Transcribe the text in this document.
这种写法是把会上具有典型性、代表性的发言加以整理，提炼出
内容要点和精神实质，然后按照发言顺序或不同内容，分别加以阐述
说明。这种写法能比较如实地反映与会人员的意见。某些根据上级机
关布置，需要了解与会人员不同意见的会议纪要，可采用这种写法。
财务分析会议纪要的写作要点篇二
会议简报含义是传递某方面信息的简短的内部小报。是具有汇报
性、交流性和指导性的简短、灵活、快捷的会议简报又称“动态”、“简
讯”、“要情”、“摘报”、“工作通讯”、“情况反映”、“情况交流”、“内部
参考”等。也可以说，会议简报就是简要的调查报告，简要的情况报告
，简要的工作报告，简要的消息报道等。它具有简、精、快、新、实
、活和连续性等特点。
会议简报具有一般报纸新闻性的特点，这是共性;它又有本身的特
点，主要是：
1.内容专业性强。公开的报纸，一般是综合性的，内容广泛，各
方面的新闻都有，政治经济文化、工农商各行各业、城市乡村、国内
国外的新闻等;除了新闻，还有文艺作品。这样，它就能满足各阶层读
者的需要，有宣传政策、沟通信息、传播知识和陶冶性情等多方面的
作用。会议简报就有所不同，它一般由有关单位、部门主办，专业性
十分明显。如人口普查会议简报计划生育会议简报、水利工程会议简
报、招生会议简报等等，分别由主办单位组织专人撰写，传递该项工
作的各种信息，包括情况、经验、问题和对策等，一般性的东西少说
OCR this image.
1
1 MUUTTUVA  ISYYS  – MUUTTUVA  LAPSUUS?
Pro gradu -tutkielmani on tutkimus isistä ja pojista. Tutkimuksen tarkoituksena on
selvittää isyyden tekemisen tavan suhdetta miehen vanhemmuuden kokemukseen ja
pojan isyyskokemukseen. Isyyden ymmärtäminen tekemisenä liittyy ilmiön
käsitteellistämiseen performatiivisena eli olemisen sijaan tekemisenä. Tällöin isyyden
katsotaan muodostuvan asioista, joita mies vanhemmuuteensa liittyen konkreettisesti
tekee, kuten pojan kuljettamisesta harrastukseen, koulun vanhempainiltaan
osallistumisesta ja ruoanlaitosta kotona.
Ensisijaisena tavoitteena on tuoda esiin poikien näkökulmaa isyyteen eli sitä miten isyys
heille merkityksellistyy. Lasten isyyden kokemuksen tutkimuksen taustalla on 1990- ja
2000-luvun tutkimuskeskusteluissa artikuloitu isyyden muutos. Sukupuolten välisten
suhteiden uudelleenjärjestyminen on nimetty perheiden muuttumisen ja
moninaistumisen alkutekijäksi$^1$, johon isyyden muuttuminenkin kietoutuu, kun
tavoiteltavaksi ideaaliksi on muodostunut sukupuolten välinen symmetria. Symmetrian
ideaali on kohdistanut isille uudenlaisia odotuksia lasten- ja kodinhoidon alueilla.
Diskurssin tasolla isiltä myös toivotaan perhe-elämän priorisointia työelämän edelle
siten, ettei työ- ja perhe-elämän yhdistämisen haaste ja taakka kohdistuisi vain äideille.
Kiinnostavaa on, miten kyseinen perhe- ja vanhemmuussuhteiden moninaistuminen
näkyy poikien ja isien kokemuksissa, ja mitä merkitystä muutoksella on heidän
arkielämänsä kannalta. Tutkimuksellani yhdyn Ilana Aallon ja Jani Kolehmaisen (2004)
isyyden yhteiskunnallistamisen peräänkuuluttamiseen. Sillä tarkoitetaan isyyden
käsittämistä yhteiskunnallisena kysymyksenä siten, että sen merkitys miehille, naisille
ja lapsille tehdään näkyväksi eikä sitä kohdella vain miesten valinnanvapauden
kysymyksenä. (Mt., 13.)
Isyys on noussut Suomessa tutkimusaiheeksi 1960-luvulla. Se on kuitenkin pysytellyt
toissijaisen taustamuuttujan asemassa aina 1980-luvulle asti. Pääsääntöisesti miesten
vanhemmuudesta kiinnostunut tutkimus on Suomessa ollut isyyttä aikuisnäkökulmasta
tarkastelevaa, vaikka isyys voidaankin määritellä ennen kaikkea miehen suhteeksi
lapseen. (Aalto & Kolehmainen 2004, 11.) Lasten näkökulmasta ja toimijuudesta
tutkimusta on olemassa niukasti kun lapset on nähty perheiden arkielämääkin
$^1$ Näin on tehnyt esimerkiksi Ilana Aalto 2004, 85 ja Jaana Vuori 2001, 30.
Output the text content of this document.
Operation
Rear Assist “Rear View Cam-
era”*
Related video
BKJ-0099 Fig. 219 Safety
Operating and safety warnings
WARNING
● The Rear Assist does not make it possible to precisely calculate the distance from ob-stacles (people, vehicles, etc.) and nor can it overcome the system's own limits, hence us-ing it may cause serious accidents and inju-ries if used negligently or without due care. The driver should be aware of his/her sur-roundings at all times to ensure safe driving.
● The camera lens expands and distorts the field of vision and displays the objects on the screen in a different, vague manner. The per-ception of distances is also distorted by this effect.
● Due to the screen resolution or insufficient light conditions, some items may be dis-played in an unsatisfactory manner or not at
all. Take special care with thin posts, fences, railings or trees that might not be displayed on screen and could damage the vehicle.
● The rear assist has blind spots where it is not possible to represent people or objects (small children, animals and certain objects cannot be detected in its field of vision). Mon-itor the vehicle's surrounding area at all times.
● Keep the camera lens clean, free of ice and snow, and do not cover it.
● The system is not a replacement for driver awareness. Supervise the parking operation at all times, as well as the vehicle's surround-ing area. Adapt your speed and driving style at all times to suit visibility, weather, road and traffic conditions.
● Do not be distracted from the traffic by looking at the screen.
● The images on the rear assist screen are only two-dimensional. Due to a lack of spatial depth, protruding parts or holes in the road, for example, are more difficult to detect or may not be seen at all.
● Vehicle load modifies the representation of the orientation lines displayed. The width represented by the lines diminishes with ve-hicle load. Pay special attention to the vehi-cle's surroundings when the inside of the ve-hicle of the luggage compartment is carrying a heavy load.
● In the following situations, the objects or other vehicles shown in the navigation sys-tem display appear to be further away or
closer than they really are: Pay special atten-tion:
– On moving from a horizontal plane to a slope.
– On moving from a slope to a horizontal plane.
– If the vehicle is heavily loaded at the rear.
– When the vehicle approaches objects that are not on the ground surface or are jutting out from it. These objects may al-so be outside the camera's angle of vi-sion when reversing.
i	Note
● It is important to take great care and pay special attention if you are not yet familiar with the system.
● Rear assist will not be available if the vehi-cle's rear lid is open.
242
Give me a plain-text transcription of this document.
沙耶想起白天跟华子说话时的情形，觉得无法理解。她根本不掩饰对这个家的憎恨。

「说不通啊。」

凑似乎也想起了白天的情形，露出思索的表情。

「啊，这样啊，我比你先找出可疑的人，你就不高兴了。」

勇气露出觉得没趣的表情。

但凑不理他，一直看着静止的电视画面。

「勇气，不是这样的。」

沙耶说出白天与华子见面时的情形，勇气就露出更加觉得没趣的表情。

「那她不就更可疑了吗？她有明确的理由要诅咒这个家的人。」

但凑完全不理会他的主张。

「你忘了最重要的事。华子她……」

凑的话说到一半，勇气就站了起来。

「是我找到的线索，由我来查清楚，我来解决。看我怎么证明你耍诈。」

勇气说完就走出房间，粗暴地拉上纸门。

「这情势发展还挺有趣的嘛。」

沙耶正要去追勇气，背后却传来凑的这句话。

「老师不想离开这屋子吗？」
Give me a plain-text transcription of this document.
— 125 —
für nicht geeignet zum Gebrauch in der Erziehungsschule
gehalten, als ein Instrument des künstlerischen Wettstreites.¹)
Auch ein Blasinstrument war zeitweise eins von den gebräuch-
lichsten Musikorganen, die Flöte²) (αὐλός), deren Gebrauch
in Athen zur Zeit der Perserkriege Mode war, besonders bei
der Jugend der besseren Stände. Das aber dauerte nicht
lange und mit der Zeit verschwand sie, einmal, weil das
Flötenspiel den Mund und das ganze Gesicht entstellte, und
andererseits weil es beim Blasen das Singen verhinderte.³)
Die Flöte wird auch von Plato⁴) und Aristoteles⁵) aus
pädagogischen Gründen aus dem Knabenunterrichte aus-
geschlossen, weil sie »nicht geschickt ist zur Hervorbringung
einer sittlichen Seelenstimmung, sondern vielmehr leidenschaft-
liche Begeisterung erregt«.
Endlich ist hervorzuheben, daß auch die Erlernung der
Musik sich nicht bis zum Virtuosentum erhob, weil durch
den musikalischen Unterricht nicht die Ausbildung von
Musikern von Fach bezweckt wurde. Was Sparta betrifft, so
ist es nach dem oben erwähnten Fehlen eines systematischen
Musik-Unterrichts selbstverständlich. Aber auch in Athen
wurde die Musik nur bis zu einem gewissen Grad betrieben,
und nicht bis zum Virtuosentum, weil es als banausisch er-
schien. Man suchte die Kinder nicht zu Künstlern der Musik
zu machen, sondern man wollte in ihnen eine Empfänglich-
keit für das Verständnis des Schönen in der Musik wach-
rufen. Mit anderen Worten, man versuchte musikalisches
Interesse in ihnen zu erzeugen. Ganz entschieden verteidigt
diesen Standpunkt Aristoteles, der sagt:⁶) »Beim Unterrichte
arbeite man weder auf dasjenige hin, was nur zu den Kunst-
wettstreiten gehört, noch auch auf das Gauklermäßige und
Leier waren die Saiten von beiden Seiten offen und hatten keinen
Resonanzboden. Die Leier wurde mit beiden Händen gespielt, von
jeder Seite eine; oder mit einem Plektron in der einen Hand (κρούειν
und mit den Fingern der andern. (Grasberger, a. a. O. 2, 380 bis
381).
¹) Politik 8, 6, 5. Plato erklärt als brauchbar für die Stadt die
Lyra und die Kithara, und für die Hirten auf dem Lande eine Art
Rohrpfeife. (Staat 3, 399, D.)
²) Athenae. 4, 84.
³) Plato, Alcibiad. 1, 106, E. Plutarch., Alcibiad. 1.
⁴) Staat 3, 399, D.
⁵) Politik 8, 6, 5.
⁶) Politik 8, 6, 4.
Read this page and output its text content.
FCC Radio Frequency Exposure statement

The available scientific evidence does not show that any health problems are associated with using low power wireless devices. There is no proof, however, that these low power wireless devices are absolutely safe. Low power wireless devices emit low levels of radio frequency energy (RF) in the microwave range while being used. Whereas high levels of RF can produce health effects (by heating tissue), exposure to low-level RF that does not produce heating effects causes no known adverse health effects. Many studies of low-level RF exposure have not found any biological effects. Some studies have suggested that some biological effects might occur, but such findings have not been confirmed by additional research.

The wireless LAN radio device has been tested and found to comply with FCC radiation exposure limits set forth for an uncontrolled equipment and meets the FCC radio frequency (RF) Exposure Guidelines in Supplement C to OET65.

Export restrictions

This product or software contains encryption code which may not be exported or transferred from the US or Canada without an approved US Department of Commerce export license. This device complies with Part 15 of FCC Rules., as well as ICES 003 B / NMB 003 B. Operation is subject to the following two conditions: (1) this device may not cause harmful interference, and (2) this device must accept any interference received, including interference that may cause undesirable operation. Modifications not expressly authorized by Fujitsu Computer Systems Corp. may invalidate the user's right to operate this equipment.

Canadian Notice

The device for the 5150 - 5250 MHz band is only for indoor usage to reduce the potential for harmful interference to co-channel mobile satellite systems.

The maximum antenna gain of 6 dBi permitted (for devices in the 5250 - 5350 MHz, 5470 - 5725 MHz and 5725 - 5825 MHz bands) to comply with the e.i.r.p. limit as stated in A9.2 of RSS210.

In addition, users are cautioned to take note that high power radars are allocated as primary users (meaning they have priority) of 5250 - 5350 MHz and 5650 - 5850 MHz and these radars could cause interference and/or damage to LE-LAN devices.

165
_ _ _ _ _
Problem to work on: Isolate the lines that hold the word "plane" and copy all of them.

Response:
– On moving from a horizontal plane to a slope.
– On moving from a slope to a horizontal plane.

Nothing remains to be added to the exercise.